====== DADOS DISPONÍVEIS ======

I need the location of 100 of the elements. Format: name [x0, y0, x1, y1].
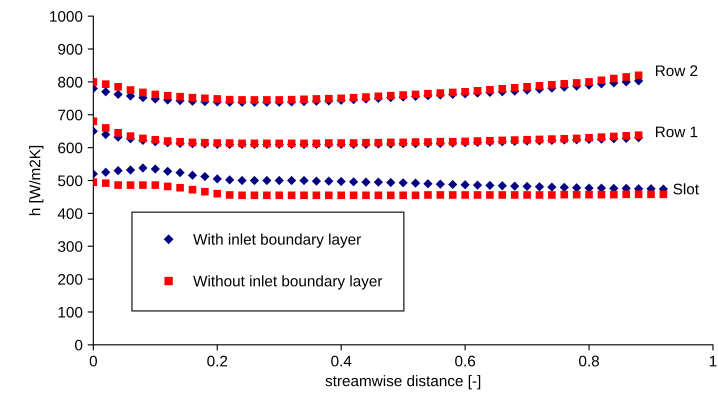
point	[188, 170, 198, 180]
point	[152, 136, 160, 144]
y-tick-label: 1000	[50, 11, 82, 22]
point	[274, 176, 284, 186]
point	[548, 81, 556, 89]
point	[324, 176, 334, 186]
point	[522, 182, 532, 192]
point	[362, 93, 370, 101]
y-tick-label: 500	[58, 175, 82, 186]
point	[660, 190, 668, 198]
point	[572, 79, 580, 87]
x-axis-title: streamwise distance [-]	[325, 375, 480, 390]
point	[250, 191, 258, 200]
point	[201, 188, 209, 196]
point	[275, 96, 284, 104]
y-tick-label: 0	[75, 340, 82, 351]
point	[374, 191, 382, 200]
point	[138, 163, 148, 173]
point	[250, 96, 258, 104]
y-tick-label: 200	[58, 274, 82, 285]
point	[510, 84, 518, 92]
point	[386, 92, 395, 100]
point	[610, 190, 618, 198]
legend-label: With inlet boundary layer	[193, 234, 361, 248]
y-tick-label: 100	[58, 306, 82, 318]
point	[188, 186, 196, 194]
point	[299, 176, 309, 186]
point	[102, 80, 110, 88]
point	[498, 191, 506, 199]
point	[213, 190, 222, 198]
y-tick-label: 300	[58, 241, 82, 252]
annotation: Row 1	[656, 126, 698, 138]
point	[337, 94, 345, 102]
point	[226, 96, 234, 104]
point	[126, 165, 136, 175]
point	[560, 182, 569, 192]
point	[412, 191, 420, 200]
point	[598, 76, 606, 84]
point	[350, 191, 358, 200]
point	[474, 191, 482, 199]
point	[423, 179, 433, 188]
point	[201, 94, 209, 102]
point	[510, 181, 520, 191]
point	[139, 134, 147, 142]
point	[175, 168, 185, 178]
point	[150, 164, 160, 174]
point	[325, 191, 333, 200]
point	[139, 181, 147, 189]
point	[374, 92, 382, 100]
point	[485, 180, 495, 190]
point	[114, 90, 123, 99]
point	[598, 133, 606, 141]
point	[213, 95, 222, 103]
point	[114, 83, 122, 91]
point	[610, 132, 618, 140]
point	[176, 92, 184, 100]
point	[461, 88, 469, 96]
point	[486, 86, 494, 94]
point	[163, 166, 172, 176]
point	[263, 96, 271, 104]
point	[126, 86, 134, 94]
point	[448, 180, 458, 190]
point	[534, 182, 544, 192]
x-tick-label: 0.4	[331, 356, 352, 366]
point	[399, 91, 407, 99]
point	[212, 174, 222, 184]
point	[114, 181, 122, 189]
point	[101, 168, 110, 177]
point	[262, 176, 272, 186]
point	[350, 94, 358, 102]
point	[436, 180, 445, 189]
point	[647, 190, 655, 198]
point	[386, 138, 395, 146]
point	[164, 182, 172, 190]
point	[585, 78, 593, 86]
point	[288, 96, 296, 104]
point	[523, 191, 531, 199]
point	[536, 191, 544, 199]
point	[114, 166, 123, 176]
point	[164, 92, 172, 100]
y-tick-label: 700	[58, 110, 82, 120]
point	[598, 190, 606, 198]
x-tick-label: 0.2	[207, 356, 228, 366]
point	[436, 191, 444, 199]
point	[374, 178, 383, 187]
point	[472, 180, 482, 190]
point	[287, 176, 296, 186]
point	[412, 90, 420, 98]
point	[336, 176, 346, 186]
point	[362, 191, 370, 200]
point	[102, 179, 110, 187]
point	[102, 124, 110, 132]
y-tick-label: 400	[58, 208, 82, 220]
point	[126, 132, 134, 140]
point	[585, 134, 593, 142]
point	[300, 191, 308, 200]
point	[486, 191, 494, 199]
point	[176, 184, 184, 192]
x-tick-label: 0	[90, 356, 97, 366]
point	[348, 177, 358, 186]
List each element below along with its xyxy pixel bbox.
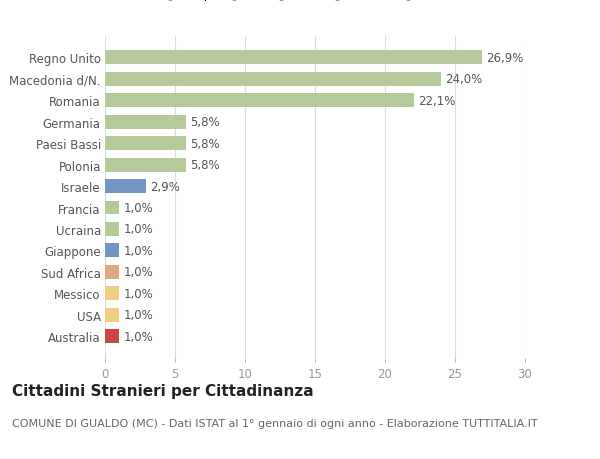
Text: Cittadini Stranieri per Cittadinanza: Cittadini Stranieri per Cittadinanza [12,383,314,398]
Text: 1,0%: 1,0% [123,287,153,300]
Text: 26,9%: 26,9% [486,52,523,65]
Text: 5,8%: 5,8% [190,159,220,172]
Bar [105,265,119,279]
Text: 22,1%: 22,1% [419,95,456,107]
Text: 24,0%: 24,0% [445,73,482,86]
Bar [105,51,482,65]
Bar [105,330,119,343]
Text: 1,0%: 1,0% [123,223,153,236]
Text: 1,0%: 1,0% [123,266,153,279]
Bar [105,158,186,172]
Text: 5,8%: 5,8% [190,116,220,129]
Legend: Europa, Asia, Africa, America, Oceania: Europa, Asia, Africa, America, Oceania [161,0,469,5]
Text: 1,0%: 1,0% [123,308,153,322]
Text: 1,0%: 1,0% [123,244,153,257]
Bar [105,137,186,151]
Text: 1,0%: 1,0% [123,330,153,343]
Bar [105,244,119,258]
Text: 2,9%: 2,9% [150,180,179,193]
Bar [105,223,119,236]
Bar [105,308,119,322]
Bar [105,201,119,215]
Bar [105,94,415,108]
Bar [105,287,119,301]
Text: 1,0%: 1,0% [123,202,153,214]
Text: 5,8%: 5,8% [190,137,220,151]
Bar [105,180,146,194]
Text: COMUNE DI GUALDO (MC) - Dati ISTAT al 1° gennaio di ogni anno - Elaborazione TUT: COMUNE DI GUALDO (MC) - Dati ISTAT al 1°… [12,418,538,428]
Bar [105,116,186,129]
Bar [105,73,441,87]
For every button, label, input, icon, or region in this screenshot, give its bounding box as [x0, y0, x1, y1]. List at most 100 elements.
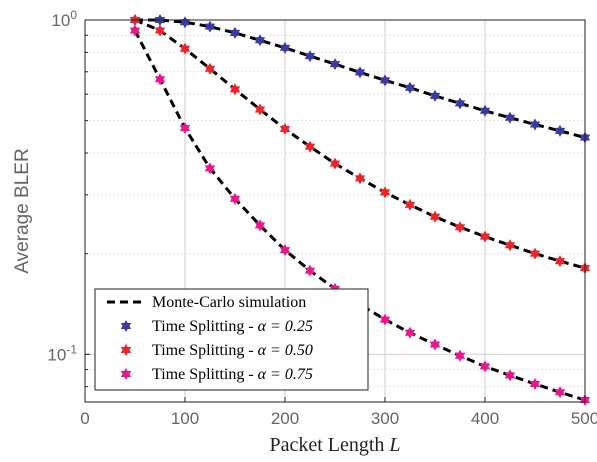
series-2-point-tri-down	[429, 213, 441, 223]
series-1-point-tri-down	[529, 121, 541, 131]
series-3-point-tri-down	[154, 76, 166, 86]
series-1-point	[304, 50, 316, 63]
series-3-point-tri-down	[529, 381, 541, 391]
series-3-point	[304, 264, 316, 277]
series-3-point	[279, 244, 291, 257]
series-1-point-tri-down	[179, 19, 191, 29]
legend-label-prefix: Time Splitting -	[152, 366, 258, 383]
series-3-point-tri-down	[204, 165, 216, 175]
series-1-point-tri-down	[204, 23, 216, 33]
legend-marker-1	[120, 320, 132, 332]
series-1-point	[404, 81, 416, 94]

======

DESCRIÇÃO DA TAREFA — Duplique todas as linhas dos dados acima, sem nenhuma alteração, deixando as imagens fora da resposta.

RESULTADO DA TAREFA —
I need the location of 100 of the elements. Format: name [x0, y0, x1, y1].
point	[188, 170, 198, 180]
point	[152, 136, 160, 144]
y-tick-label: 1000	[50, 11, 82, 22]
point	[274, 176, 284, 186]
point	[548, 81, 556, 89]
point	[324, 176, 334, 186]
point	[522, 182, 532, 192]
point	[362, 93, 370, 101]
y-tick-label: 500	[58, 175, 82, 186]
point	[660, 190, 668, 198]
point	[572, 79, 580, 87]
x-axis-title: streamwise distance [-]	[325, 375, 480, 390]
point	[250, 191, 258, 200]
point	[201, 188, 209, 196]
point	[275, 96, 284, 104]
y-tick-label: 0	[75, 340, 82, 351]
point	[374, 191, 382, 200]
point	[138, 163, 148, 173]
point	[250, 96, 258, 104]
y-tick-label: 200	[58, 274, 82, 285]
point	[510, 84, 518, 92]
point	[386, 92, 395, 100]
point	[610, 190, 618, 198]
legend-label: With inlet boundary layer	[193, 234, 361, 248]
y-tick-label: 100	[58, 306, 82, 318]
point	[188, 186, 196, 194]
point	[299, 176, 309, 186]
point	[102, 80, 110, 88]
point	[498, 191, 506, 199]
point	[213, 190, 222, 198]
y-tick-label: 300	[58, 241, 82, 252]
annotation: Row 1	[656, 126, 698, 138]
point	[337, 94, 345, 102]
point	[226, 96, 234, 104]
point	[126, 165, 136, 175]
point	[560, 182, 569, 192]
point	[412, 191, 420, 200]
point	[598, 76, 606, 84]
point	[350, 191, 358, 200]
point	[474, 191, 482, 199]
point	[423, 179, 433, 188]
point	[201, 94, 209, 102]
point	[510, 181, 520, 191]
point	[139, 134, 147, 142]
point	[175, 168, 185, 178]
point	[150, 164, 160, 174]
point	[325, 191, 333, 200]
point	[139, 181, 147, 189]
point	[374, 92, 382, 100]
point	[485, 180, 495, 190]
point	[114, 90, 123, 99]
point	[598, 133, 606, 141]
point	[213, 95, 222, 103]
point	[114, 83, 122, 91]
point	[610, 132, 618, 140]
point	[176, 92, 184, 100]
point	[461, 88, 469, 96]
point	[486, 86, 494, 94]
point	[163, 166, 172, 176]
point	[263, 96, 271, 104]
point	[126, 86, 134, 94]
point	[448, 180, 458, 190]
point	[534, 182, 544, 192]
x-tick-label: 0.4	[331, 356, 352, 366]
point	[399, 91, 407, 99]
point	[212, 174, 222, 184]
point	[114, 181, 122, 189]
point	[101, 168, 110, 177]
point	[262, 176, 272, 186]
point	[350, 94, 358, 102]
point	[436, 180, 445, 189]
point	[647, 190, 655, 198]
point	[386, 138, 395, 146]
point	[164, 182, 172, 190]
point	[585, 78, 593, 86]
point	[288, 96, 296, 104]
point	[523, 191, 531, 199]
point	[536, 191, 544, 199]
point	[114, 166, 123, 176]
point	[164, 92, 172, 100]
y-tick-label: 700	[58, 110, 82, 120]
point	[598, 190, 606, 198]
x-tick-label: 0.2	[207, 356, 228, 366]
point	[436, 191, 444, 199]
point	[374, 178, 383, 187]
point	[472, 180, 482, 190]
point	[287, 176, 296, 186]
point	[412, 90, 420, 98]
point	[336, 176, 346, 186]
point	[362, 191, 370, 200]
point	[102, 179, 110, 187]
point	[102, 124, 110, 132]
y-tick-label: 400	[58, 208, 82, 220]
point	[126, 132, 134, 140]
point	[585, 134, 593, 142]
point	[300, 191, 308, 200]
point	[486, 191, 494, 199]
point	[176, 184, 184, 192]
x-tick-label: 0	[90, 356, 97, 366]
point	[348, 177, 358, 186]
List each element below along with its xyxy pixel bbox.
Text: Cittadini Stranieri per Cittadinanza: Cittadini Stranieri per Cittadinanza [12,383,314,398]
Text: 1,0%: 1,0% [123,287,153,300]
Text: 26,9%: 26,9% [486,52,523,65]
Text: 5,8%: 5,8% [190,159,220,172]
Bar [105,265,119,279]
Text: 22,1%: 22,1% [419,95,456,107]
Text: 24,0%: 24,0% [445,73,482,86]
Bar [105,51,482,65]
Bar [105,330,119,343]
Text: 1,0%: 1,0% [123,223,153,236]
Text: 1,0%: 1,0% [123,266,153,279]
Bar [105,158,186,172]
Text: 5,8%: 5,8% [190,116,220,129]
Legend: Europa, Asia, Africa, America, Oceania: Europa, Asia, Africa, America, Oceania [161,0,469,5]
Text: 1,0%: 1,0% [123,308,153,322]
Text: 1,0%: 1,0% [123,244,153,257]
Bar [105,137,186,151]
Text: 1,0%: 1,0% [123,330,153,343]
Bar [105,244,119,258]
Text: 2,9%: 2,9% [150,180,179,193]
Bar [105,223,119,236]
Bar [105,308,119,322]
Bar [105,201,119,215]
Bar [105,94,415,108]
Bar [105,287,119,301]
Text: 1,0%: 1,0% [123,202,153,214]
Text: 5,8%: 5,8% [190,137,220,151]
Bar [105,180,146,194]
Text: COMUNE DI GUALDO (MC) - Dati ISTAT al 1° gennaio di ogni anno - Elaborazione TUT: COMUNE DI GUALDO (MC) - Dati ISTAT al 1°… [12,418,538,428]
Bar [105,116,186,129]
Bar [105,73,441,87]
For every button, label, input, icon, or region in this screenshot, give its bounding box as [x0, y0, x1, y1]. List at most 100 elements.
series-2-point-tri-down	[429, 213, 441, 223]
series-1-point-tri-down	[529, 121, 541, 131]
series-3-point-tri-down	[154, 76, 166, 86]
series-1-point	[304, 50, 316, 63]
series-3-point-tri-down	[529, 381, 541, 391]
series-3-point	[304, 264, 316, 277]
series-3-point	[279, 244, 291, 257]
series-1-point-tri-down	[179, 19, 191, 29]
legend-label-prefix: Time Splitting -	[152, 366, 258, 383]
series-3-point-tri-down	[204, 165, 216, 175]
series-1-point-tri-down	[204, 23, 216, 33]
legend-marker-1	[120, 320, 132, 332]
series-1-point	[404, 81, 416, 94]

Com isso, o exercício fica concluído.